··· Stored rows

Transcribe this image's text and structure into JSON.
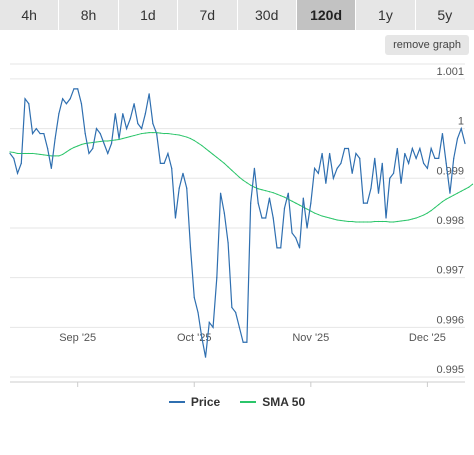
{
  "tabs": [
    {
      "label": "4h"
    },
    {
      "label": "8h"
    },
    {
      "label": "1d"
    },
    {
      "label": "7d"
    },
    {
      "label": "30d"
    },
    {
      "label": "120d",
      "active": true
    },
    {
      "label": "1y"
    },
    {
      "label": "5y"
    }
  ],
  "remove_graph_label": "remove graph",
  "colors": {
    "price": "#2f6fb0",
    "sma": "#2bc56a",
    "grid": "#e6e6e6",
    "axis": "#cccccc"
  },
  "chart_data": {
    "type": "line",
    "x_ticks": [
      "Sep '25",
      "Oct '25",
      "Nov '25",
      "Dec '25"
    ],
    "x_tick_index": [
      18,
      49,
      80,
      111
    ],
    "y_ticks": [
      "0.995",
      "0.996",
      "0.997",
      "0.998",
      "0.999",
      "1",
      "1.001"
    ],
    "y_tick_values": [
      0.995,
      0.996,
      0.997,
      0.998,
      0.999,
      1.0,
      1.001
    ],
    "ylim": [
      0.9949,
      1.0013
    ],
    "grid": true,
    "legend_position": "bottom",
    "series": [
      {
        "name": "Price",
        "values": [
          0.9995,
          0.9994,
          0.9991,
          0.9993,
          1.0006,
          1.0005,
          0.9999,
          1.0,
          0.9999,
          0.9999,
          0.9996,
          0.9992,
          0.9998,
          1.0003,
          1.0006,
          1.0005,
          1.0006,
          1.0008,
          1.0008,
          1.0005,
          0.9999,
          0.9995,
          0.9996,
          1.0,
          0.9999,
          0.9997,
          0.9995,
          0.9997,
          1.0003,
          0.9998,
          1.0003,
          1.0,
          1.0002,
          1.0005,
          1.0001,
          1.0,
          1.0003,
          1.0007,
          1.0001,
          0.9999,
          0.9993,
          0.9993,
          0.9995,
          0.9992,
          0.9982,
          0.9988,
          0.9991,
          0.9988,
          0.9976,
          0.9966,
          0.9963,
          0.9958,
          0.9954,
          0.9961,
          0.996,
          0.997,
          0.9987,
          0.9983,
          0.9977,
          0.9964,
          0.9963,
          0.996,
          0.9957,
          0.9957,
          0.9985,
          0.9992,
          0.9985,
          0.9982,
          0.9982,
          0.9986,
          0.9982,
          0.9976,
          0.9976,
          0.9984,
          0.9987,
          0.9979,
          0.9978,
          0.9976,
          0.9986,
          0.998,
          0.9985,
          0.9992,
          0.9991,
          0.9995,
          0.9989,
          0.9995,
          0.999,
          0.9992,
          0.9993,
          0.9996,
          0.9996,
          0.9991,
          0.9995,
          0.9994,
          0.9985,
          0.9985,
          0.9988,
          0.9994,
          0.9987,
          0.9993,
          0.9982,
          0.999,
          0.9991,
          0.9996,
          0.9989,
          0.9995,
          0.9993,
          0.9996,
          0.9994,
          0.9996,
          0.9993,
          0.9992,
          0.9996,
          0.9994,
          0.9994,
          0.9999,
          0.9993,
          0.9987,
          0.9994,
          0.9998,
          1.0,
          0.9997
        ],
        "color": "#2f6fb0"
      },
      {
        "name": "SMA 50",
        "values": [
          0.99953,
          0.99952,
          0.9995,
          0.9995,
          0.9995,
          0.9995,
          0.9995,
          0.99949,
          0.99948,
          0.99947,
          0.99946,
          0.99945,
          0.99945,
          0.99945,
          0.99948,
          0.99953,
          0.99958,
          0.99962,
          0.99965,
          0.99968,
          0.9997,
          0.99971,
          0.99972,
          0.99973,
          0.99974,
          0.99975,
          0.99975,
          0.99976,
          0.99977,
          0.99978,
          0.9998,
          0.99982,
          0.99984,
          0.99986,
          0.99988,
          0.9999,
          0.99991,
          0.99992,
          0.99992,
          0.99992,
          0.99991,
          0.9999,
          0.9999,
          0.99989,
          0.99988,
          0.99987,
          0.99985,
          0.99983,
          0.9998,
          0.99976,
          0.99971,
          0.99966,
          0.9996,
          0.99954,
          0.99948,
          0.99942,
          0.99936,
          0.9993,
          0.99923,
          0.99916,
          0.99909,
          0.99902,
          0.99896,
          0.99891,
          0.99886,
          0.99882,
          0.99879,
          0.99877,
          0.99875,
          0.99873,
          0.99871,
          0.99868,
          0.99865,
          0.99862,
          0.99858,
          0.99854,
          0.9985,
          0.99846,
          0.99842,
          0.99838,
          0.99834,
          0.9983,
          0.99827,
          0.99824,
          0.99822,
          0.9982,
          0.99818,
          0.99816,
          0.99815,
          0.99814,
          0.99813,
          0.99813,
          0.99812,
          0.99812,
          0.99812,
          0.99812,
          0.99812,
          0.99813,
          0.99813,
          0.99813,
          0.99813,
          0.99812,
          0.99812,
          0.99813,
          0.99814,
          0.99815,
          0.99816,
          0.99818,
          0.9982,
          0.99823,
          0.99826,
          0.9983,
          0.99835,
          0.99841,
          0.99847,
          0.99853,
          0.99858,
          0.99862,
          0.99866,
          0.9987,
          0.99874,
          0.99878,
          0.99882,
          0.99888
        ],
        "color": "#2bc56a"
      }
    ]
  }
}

······

◆ Problem ◆
Your copy should match the entries exactly, minus the pictures.

◆ Worked answer ◆
Transcribe this image's text and structure into JSON.
{
  "tabs": [
    {
      "label": "4h"
    },
    {
      "label": "8h"
    },
    {
      "label": "1d"
    },
    {
      "label": "7d"
    },
    {
      "label": "30d"
    },
    {
      "label": "120d",
      "active": true
    },
    {
      "label": "1y"
    },
    {
      "label": "5y"
    }
  ],
  "remove_graph_label": "remove graph",
  "colors": {
    "price": "#2f6fb0",
    "sma": "#2bc56a",
    "grid": "#e6e6e6",
    "axis": "#cccccc"
  },
  "chart_data": {
    "type": "line",
    "x_ticks": [
      "Sep '25",
      "Oct '25",
      "Nov '25",
      "Dec '25"
    ],
    "x_tick_index": [
      18,
      49,
      80,
      111
    ],
    "y_ticks": [
      "0.995",
      "0.996",
      "0.997",
      "0.998",
      "0.999",
      "1",
      "1.001"
    ],
    "y_tick_values": [
      0.995,
      0.996,
      0.997,
      0.998,
      0.999,
      1.0,
      1.001
    ],
    "ylim": [
      0.9949,
      1.0013
    ],
    "grid": true,
    "legend_position": "bottom",
    "series": [
      {
        "name": "Price",
        "values": [
          0.9995,
          0.9994,
          0.9991,
          0.9993,
          1.0006,
          1.0005,
          0.9999,
          1.0,
          0.9999,
          0.9999,
          0.9996,
          0.9992,
          0.9998,
          1.0003,
          1.0006,
          1.0005,
          1.0006,
          1.0008,
          1.0008,
          1.0005,
          0.9999,
          0.9995,
          0.9996,
          1.0,
          0.9999,
          0.9997,
          0.9995,
          0.9997,
          1.0003,
          0.9998,
          1.0003,
          1.0,
          1.0002,
          1.0005,
          1.0001,
          1.0,
          1.0003,
          1.0007,
          1.0001,
          0.9999,
          0.9993,
          0.9993,
          0.9995,
          0.9992,
          0.9982,
          0.9988,
          0.9991,
          0.9988,
          0.9976,
          0.9966,
          0.9963,
          0.9958,
          0.9954,
          0.9961,
          0.996,
          0.997,
          0.9987,
          0.9983,
          0.9977,
          0.9964,
          0.9963,
          0.996,
          0.9957,
          0.9957,
          0.9985,
          0.9992,
          0.9985,
          0.9982,
          0.9982,
          0.9986,
          0.9982,
          0.9976,
          0.9976,
          0.9984,
          0.9987,
          0.9979,
          0.9978,
          0.9976,
          0.9986,
          0.998,
          0.9985,
          0.9992,
          0.9991,
          0.9995,
          0.9989,
          0.9995,
          0.999,
          0.9992,
          0.9993,
          0.9996,
          0.9996,
          0.9991,
          0.9995,
          0.9994,
          0.9985,
          0.9985,
          0.9988,
          0.9994,
          0.9987,
          0.9993,
          0.9982,
          0.999,
          0.9991,
          0.9996,
          0.9989,
          0.9995,
          0.9993,
          0.9996,
          0.9994,
          0.9996,
          0.9993,
          0.9992,
          0.9996,
          0.9994,
          0.9994,
          0.9999,
          0.9993,
          0.9987,
          0.9994,
          0.9998,
          1.0,
          0.9997
        ],
        "color": "#2f6fb0"
      },
      {
        "name": "SMA 50",
        "values": [
          0.99953,
          0.99952,
          0.9995,
          0.9995,
          0.9995,
          0.9995,
          0.9995,
          0.99949,
          0.99948,
          0.99947,
          0.99946,
          0.99945,
          0.99945,
          0.99945,
          0.99948,
          0.99953,
          0.99958,
          0.99962,
          0.99965,
          0.99968,
          0.9997,
          0.99971,
          0.99972,
          0.99973,
          0.99974,
          0.99975,
          0.99975,
          0.99976,
          0.99977,
          0.99978,
          0.9998,
          0.99982,
          0.99984,
          0.99986,
          0.99988,
          0.9999,
          0.99991,
          0.99992,
          0.99992,
          0.99992,
          0.99991,
          0.9999,
          0.9999,
          0.99989,
          0.99988,
          0.99987,
          0.99985,
          0.99983,
          0.9998,
          0.99976,
          0.99971,
          0.99966,
          0.9996,
          0.99954,
          0.99948,
          0.99942,
          0.99936,
          0.9993,
          0.99923,
          0.99916,
          0.99909,
          0.99902,
          0.99896,
          0.99891,
          0.99886,
          0.99882,
          0.99879,
          0.99877,
          0.99875,
          0.99873,
          0.99871,
          0.99868,
          0.99865,
          0.99862,
          0.99858,
          0.99854,
          0.9985,
          0.99846,
          0.99842,
          0.99838,
          0.99834,
          0.9983,
          0.99827,
          0.99824,
          0.99822,
          0.9982,
          0.99818,
          0.99816,
          0.99815,
          0.99814,
          0.99813,
          0.99813,
          0.99812,
          0.99812,
          0.99812,
          0.99812,
          0.99812,
          0.99813,
          0.99813,
          0.99813,
          0.99813,
          0.99812,
          0.99812,
          0.99813,
          0.99814,
          0.99815,
          0.99816,
          0.99818,
          0.9982,
          0.99823,
          0.99826,
          0.9983,
          0.99835,
          0.99841,
          0.99847,
          0.99853,
          0.99858,
          0.99862,
          0.99866,
          0.9987,
          0.99874,
          0.99878,
          0.99882,
          0.99888
        ],
        "color": "#2bc56a"
      }
    ]
  }
}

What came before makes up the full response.